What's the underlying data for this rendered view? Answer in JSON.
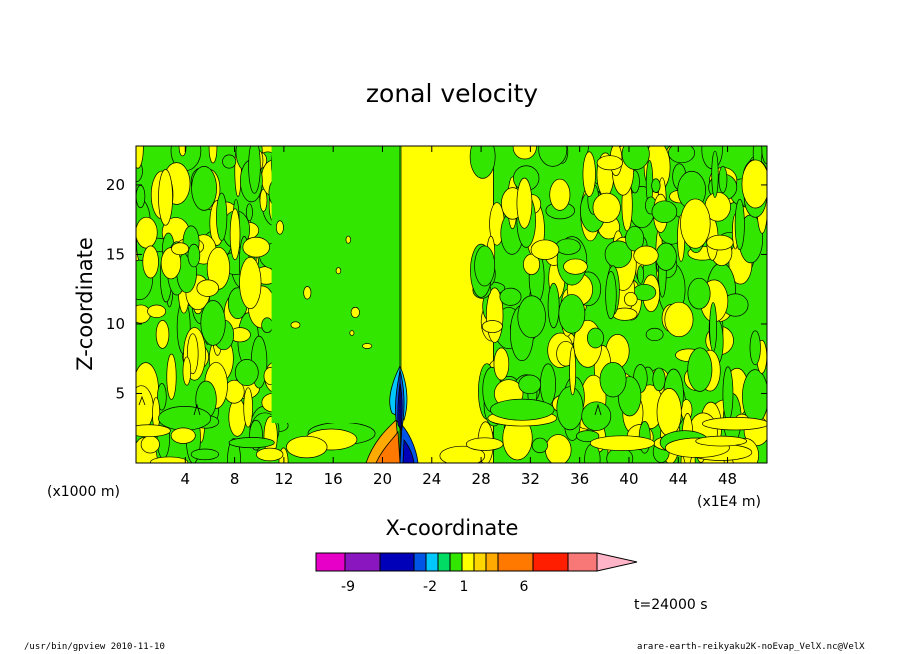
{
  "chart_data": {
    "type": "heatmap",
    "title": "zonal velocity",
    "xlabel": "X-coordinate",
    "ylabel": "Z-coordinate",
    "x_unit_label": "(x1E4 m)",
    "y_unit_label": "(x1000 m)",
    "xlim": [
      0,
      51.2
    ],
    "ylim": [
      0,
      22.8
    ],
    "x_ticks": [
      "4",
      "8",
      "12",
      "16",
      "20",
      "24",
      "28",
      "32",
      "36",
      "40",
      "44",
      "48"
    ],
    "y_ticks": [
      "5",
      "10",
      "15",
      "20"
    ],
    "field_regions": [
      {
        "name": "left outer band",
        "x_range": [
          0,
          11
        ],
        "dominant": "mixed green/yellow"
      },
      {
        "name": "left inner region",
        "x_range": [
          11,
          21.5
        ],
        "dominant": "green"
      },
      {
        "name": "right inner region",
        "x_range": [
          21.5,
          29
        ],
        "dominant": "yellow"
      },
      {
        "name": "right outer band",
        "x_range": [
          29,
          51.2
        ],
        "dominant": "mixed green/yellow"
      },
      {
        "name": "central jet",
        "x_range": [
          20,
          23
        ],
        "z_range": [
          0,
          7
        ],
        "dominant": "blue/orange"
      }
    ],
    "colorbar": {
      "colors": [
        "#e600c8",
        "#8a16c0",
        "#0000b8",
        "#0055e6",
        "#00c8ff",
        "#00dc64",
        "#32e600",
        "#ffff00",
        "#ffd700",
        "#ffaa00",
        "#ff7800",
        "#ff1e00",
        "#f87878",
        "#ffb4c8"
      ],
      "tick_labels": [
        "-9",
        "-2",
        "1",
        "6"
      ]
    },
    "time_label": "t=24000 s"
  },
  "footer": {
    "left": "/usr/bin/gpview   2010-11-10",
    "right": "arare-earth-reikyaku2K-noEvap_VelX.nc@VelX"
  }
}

------

EXERCISE DESCRIPTION: Every entry must be written out exactly, with all pictures left out.

ANSWER TO THE TASK:
What's the underlying data for this rendered view? Answer in JSON.
{
  "chart_data": {
    "type": "heatmap",
    "title": "zonal velocity",
    "xlabel": "X-coordinate",
    "ylabel": "Z-coordinate",
    "x_unit_label": "(x1E4 m)",
    "y_unit_label": "(x1000 m)",
    "xlim": [
      0,
      51.2
    ],
    "ylim": [
      0,
      22.8
    ],
    "x_ticks": [
      "4",
      "8",
      "12",
      "16",
      "20",
      "24",
      "28",
      "32",
      "36",
      "40",
      "44",
      "48"
    ],
    "y_ticks": [
      "5",
      "10",
      "15",
      "20"
    ],
    "field_regions": [
      {
        "name": "left outer band",
        "x_range": [
          0,
          11
        ],
        "dominant": "mixed green/yellow"
      },
      {
        "name": "left inner region",
        "x_range": [
          11,
          21.5
        ],
        "dominant": "green"
      },
      {
        "name": "right inner region",
        "x_range": [
          21.5,
          29
        ],
        "dominant": "yellow"
      },
      {
        "name": "right outer band",
        "x_range": [
          29,
          51.2
        ],
        "dominant": "mixed green/yellow"
      },
      {
        "name": "central jet",
        "x_range": [
          20,
          23
        ],
        "z_range": [
          0,
          7
        ],
        "dominant": "blue/orange"
      }
    ],
    "colorbar": {
      "colors": [
        "#e600c8",
        "#8a16c0",
        "#0000b8",
        "#0055e6",
        "#00c8ff",
        "#00dc64",
        "#32e600",
        "#ffff00",
        "#ffd700",
        "#ffaa00",
        "#ff7800",
        "#ff1e00",
        "#f87878",
        "#ffb4c8"
      ],
      "tick_labels": [
        "-9",
        "-2",
        "1",
        "6"
      ]
    },
    "time_label": "t=24000 s"
  },
  "footer": {
    "left": "/usr/bin/gpview   2010-11-10",
    "right": "arare-earth-reikyaku2K-noEvap_VelX.nc@VelX"
  }
}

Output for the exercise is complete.